Brief — Reproduce all entries precisely, down to the last character.

Provided data —
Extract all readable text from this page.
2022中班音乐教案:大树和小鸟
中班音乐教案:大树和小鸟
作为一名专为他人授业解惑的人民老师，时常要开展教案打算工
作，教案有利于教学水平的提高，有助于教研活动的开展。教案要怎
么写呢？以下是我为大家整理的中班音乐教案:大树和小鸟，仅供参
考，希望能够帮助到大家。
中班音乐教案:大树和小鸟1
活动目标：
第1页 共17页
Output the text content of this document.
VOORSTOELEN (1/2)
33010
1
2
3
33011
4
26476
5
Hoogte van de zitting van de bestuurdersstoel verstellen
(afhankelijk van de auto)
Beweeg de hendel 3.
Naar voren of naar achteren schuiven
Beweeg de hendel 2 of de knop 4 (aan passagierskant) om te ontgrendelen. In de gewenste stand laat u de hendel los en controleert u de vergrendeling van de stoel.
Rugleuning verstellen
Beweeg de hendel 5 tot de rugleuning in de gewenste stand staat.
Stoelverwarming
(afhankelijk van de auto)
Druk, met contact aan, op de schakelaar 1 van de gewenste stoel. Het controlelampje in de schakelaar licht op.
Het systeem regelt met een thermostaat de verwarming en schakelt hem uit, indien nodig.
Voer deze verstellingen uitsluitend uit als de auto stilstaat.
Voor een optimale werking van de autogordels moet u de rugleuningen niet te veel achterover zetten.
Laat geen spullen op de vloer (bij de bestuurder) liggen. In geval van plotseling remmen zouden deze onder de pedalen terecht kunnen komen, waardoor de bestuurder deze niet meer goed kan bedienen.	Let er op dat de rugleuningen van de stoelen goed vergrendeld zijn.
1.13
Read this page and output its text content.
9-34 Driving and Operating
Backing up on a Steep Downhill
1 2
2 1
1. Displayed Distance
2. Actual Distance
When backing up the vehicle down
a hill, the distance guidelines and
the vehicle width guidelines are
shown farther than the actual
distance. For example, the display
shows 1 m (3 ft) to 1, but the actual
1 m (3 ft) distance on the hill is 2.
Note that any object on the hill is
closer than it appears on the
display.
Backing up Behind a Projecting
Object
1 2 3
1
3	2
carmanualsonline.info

Response to the exercise —
Extract all readable text from this page.
2022中班音乐教案:大树和小鸟
中班音乐教案:大树和小鸟
作为一名专为他人授业解惑的人民老师，时常要开展教案打算工
作，教案有利于教学水平的提高，有助于教研活动的开展。教案要怎
么写呢？以下是我为大家整理的中班音乐教案:大树和小鸟，仅供参
考，希望能够帮助到大家。
中班音乐教案:大树和小鸟1
活动目标：
第1页 共17页
Output the text content of this document.
VOORSTOELEN (1/2)
33010
1
2
3
33011
4
26476
5
Hoogte van de zitting van de bestuurdersstoel verstellen
(afhankelijk van de auto)
Beweeg de hendel 3.
Naar voren of naar achteren schuiven
Beweeg de hendel 2 of de knop 4 (aan passagierskant) om te ontgrendelen. In de gewenste stand laat u de hendel los en controleert u de vergrendeling van de stoel.
Rugleuning verstellen
Beweeg de hendel 5 tot de rugleuning in de gewenste stand staat.
Stoelverwarming
(afhankelijk van de auto)
Druk, met contact aan, op de schakelaar 1 van de gewenste stoel. Het controlelampje in de schakelaar licht op.
Het systeem regelt met een thermostaat de verwarming en schakelt hem uit, indien nodig.
Voer deze verstellingen uitsluitend uit als de auto stilstaat.
Voor een optimale werking van de autogordels moet u de rugleuningen niet te veel achterover zetten.
Laat geen spullen op de vloer (bij de bestuurder) liggen. In geval van plotseling remmen zouden deze onder de pedalen terecht kunnen komen, waardoor de bestuurder deze niet meer goed kan bedienen.	Let er op dat de rugleuningen van de stoelen goed vergrendeld zijn.
1.13
Read this page and output its text content.
9-34 Driving and Operating
Backing up on a Steep Downhill
1 2
2 1
1. Displayed Distance
2. Actual Distance
When backing up the vehicle down
a hill, the distance guidelines and
the vehicle width guidelines are
shown farther than the actual
distance. For example, the display
shows 1 m (3 ft) to 1, but the actual
1 m (3 ft) distance on the hill is 2.
Note that any object on the hill is
closer than it appears on the
display.
Backing up Behind a Projecting
Object
1 2 3
1
3	2
carmanualsonline.info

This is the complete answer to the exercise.